▶ [Tasks to complete]:
1/ In the passage about Jim Harrison, whose name does the writer give in answer to the question "Who do I read?"
2/ Write out the stretch of the passage about Jim Harrison from "Inevitably, someone will" through "over the side.".
3/ Decide whether each statement agrees with the passage about Jim Harrison. Answer yes or no and quote the words that settle it.
(a) The writer already has the first word of the novel.
(b) In Legends of the Fall, a brother takes the heart of the younger brother back to the father.
(c) The writer plans to take a few questions after reading the last word.

▶ [Page text]:

>>>>>

The place will be packed to the rafters with folks I’m not related to, and
there will be silence of the deafening type, as immediately after a dew-eyed
young thing whispers "I love you" to her boyfriend. I’ll read
the last word and after waiting for the collective gasp/chuckle/sigh to
subside, I’ll take a few questions.
Inevitably, someone will ask: Who do I read? Pens
will rise, poised to take note.
I don’t have the answer to many things, and I don’t
have the first word of that novel, but I can answer that: Jim Harrison.
Harrison is both brutal and poetic, solidly of the
earth and hovering somewhere just above it, both anguished and possessed of
a sure confidence that this life is worth tearing into. In Legends of the
Fall, one brother cuts out the heart of the fallen, younger brother and
takes it back to the father. That’s Jim Harrison for you, shoving your
cool intellectualism, with no apologies, right over the side.

<<<<<

(Bounding box annotations)
>>>>>

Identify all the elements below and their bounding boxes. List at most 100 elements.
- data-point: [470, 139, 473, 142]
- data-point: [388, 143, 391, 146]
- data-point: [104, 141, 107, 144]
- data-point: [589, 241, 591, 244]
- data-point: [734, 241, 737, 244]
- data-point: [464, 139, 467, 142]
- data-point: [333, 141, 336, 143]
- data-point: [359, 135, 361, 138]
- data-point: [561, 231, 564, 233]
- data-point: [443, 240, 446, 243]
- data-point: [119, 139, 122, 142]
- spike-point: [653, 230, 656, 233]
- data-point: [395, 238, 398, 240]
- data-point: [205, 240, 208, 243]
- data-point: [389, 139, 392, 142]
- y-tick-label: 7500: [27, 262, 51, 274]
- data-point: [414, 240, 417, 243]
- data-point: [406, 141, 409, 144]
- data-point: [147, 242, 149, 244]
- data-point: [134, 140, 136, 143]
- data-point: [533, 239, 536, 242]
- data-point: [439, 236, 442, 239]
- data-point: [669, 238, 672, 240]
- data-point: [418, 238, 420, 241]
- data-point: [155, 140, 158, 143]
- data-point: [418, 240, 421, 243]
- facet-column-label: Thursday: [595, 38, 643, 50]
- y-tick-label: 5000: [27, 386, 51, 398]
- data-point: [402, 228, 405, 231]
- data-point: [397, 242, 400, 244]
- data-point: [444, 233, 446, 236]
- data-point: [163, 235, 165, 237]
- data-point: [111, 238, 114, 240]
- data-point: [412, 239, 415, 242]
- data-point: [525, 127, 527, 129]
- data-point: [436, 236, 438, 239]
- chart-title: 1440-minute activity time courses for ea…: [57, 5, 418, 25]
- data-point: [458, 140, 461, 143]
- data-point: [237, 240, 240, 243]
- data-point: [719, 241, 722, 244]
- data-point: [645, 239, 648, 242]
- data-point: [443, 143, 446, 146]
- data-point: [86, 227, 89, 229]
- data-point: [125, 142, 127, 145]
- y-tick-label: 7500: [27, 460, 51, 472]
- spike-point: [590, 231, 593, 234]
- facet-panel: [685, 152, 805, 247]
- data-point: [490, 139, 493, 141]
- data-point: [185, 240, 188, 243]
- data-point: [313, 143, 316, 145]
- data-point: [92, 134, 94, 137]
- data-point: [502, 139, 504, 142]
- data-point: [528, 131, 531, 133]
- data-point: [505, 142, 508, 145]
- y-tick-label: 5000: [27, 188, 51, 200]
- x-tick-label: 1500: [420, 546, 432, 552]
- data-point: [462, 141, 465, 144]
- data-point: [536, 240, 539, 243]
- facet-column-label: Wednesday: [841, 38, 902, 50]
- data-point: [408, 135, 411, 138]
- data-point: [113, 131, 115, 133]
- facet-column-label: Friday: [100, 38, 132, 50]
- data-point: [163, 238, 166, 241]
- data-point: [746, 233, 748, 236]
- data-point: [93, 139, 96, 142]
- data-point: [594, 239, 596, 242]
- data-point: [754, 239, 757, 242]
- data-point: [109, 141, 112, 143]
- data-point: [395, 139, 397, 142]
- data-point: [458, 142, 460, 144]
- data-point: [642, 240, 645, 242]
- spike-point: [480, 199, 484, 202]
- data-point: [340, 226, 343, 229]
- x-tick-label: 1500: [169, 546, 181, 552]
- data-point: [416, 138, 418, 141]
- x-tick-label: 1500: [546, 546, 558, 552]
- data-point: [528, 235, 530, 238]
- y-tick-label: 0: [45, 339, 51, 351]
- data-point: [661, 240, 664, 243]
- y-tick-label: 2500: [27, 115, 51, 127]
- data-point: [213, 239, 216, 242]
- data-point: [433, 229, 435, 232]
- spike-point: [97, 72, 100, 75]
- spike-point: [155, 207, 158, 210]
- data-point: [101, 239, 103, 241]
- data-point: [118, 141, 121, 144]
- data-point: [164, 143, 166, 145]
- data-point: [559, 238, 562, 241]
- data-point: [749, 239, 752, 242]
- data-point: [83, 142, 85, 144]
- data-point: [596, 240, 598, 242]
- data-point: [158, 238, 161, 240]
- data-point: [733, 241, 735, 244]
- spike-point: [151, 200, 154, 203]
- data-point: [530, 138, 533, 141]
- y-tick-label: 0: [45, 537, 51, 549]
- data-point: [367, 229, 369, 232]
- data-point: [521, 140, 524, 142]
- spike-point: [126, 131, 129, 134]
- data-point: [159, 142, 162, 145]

<<<<<
>>>>>

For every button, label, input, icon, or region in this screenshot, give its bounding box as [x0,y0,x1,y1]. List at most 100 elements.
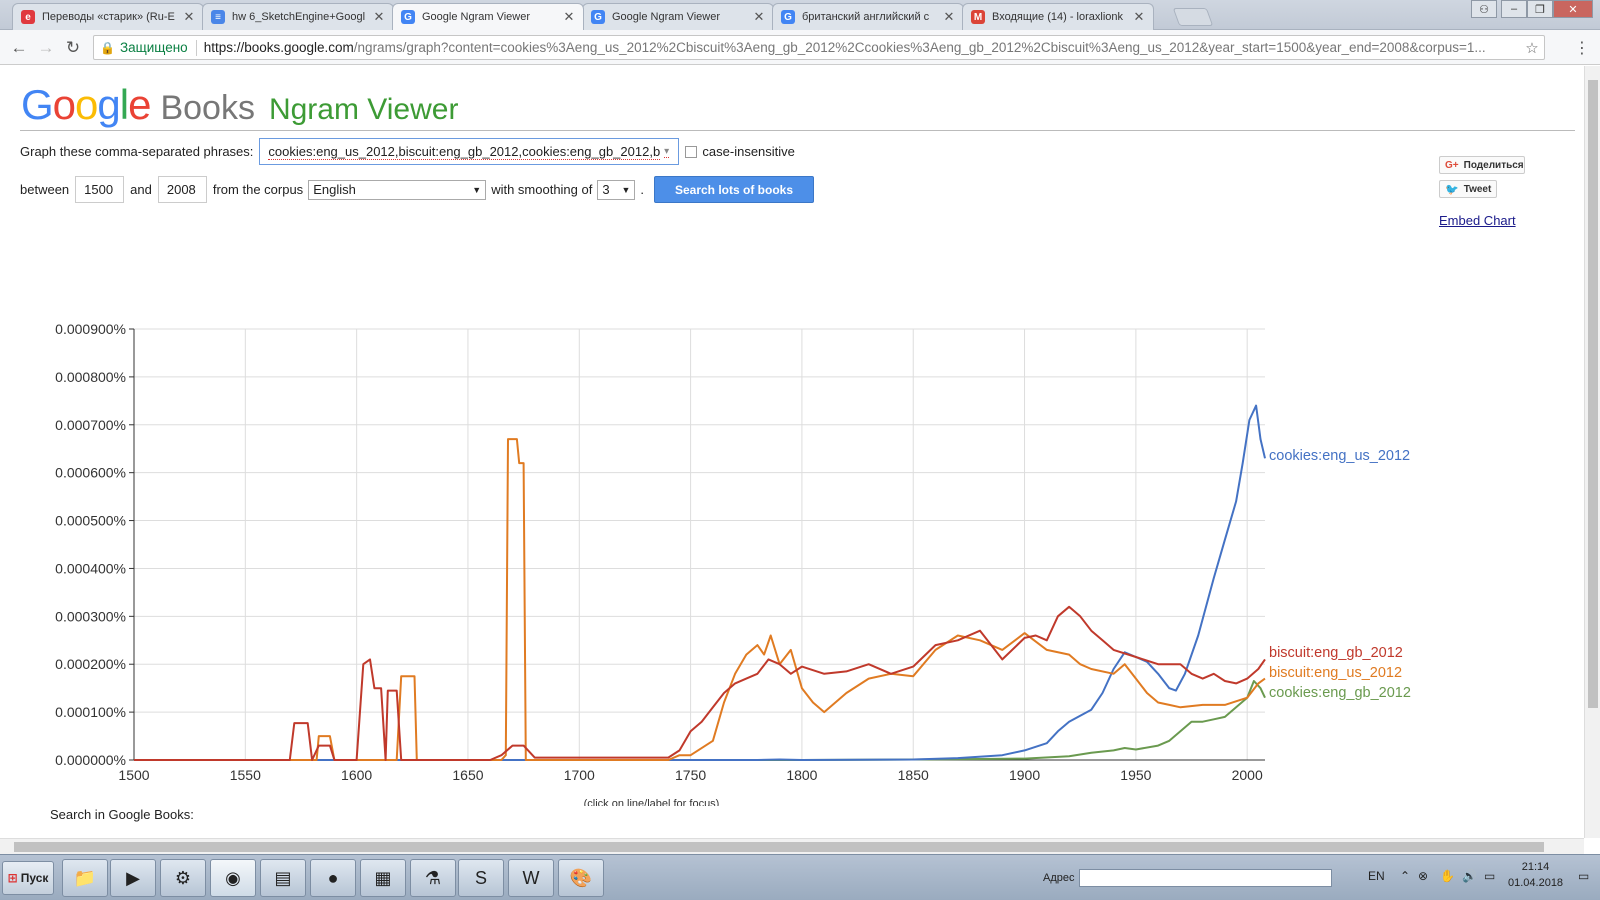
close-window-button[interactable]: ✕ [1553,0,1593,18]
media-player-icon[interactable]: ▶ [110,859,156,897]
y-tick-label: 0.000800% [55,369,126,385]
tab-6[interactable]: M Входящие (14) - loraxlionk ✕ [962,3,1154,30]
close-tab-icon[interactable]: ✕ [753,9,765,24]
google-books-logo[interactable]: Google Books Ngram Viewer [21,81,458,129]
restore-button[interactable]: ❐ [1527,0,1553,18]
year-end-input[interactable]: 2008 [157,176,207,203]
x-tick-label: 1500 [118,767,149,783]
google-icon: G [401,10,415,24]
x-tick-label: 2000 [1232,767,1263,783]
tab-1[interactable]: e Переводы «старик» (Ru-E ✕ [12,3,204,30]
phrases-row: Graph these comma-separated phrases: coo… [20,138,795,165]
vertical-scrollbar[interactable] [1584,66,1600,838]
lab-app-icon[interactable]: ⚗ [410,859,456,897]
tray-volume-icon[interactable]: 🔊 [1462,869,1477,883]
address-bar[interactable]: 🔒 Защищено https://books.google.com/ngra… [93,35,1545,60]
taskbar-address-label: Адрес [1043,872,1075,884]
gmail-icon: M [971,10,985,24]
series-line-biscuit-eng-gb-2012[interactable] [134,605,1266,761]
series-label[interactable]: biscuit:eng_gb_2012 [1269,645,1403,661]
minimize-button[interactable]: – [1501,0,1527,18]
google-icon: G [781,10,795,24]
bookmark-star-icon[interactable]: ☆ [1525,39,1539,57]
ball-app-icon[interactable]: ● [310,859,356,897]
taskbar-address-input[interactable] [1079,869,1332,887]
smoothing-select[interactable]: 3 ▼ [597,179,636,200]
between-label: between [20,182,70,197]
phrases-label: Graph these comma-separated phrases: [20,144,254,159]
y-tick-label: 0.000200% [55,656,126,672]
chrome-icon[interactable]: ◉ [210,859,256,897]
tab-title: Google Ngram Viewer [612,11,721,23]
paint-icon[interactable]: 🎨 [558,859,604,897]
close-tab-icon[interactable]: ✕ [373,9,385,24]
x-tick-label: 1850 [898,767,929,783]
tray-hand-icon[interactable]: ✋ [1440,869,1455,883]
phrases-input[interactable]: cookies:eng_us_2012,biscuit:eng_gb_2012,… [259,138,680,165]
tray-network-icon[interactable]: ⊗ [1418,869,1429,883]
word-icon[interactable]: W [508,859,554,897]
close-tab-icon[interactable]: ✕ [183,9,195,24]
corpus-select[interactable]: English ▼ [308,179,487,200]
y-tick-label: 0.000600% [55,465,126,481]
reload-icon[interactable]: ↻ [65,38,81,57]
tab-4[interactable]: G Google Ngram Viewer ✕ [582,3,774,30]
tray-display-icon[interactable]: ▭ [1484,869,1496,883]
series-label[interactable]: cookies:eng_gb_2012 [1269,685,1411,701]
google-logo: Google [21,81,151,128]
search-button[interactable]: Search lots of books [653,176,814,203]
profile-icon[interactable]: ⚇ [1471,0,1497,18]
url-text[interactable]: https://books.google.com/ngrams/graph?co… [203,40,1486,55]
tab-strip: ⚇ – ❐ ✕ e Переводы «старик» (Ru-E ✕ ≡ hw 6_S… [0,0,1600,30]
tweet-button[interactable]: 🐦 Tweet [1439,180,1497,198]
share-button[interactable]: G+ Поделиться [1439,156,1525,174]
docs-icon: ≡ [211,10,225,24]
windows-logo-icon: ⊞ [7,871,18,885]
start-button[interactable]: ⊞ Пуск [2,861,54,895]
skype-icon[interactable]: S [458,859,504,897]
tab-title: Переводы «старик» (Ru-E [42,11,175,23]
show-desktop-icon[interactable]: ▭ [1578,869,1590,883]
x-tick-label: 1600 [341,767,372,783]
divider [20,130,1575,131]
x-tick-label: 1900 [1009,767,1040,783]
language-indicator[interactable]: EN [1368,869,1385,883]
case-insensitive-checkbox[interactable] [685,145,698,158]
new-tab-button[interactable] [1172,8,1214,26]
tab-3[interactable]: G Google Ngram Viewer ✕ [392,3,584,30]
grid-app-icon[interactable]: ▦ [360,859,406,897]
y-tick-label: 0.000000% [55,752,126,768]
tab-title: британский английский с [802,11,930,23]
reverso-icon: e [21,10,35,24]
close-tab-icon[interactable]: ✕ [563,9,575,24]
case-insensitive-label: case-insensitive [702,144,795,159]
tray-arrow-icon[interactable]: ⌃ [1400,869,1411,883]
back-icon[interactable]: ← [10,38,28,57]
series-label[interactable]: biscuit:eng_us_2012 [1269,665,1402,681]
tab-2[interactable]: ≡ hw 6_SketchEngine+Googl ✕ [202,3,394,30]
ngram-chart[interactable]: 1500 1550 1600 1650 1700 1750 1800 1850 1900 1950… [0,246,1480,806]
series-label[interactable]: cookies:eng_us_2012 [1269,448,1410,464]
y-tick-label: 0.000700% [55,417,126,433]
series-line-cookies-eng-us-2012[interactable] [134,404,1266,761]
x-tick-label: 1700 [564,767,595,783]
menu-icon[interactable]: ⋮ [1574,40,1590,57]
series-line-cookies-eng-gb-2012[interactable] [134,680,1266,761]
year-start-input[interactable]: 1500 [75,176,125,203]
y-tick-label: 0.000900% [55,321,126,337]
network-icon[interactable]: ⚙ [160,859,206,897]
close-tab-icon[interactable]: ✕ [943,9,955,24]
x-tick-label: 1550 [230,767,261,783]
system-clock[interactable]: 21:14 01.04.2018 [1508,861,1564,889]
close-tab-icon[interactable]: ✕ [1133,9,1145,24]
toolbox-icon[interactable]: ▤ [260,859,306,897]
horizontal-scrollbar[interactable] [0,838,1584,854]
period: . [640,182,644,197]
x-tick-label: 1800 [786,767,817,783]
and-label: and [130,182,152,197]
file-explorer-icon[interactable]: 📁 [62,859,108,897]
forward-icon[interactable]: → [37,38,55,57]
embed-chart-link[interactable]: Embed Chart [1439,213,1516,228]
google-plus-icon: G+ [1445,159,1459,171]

<<<<<
>>>>>

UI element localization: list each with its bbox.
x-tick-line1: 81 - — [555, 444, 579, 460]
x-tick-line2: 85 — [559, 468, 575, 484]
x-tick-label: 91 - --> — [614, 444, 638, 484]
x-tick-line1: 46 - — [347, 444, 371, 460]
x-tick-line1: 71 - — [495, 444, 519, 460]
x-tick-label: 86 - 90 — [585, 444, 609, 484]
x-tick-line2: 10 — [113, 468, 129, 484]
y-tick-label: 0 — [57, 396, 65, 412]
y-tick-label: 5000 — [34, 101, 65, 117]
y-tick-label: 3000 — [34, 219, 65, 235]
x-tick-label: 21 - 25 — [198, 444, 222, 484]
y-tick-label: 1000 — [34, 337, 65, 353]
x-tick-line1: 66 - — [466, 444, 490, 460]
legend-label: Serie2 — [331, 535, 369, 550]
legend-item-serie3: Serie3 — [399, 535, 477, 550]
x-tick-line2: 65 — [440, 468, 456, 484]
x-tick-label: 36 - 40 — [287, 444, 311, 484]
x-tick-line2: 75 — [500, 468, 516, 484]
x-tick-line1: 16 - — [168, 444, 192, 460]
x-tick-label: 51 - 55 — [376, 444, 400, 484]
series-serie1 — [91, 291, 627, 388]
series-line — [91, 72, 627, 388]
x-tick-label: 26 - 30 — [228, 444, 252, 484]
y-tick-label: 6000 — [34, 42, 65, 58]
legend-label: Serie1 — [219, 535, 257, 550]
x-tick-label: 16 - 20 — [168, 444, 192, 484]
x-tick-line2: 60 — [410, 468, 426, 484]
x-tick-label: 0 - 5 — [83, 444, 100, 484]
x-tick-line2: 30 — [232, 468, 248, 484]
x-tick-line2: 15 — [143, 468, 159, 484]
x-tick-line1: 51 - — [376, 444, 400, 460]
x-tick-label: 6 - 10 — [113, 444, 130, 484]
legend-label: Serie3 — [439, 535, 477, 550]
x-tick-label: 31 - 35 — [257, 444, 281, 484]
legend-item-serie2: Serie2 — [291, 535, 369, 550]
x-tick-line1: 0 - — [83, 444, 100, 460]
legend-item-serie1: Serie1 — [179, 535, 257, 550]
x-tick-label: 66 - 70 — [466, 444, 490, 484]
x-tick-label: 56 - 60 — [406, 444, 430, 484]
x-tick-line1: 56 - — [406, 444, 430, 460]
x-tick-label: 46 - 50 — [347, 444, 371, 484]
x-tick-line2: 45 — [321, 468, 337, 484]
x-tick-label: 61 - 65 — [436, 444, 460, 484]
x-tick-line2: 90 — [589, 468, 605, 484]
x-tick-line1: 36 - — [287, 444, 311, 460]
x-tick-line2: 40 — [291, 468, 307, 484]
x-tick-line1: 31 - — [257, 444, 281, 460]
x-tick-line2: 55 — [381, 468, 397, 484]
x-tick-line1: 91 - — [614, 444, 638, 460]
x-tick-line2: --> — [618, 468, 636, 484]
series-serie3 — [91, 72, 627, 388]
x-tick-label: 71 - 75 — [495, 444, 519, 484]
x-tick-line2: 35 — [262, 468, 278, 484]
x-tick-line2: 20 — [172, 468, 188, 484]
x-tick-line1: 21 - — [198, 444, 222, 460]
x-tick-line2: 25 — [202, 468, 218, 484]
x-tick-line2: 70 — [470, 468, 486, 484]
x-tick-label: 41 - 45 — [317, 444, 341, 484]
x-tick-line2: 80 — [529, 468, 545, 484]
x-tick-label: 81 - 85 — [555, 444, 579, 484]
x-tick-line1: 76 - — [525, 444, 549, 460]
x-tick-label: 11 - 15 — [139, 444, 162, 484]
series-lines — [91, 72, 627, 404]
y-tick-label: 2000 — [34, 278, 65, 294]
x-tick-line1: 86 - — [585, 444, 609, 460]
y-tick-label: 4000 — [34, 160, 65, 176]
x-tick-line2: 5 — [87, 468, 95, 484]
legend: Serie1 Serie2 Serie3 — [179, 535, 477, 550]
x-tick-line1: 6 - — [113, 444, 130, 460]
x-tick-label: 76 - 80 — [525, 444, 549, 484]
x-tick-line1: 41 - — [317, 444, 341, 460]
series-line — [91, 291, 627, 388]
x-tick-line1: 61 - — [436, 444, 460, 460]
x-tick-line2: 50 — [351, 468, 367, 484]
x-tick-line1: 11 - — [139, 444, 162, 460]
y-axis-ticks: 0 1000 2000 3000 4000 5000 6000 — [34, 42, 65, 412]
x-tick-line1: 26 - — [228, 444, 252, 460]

<<<<<

▶ [Task-by-task solutions]:
1/ Jim Harrison.

2/
Inevitably, someone will ask: Who do I read? Pens
will rise, poised to take note.
I don’t have the answer to many things, and I don’t
have the first word of that novel, but I can answer that: Jim Harrison.
Harrison is both brutal and poetic, solidly of the
earth and hovering somewhere just above it, both anguished and possessed of
a sure confidence that this life is worth tearing into. In Legends of the
Fall, one brother cuts out the heart of the fallen, younger brother and
takes it back to the father. That’s Jim Harrison for you, shoving your
cool intellectualism, with no apologies, right over the side.

3/
(a) No: "I don’t have the first word of that novel"
(b) Yes: "one brother cuts out the heart of the fallen, younger brother and takes it back to the father"
(c) Yes: "I’ll take a few questions."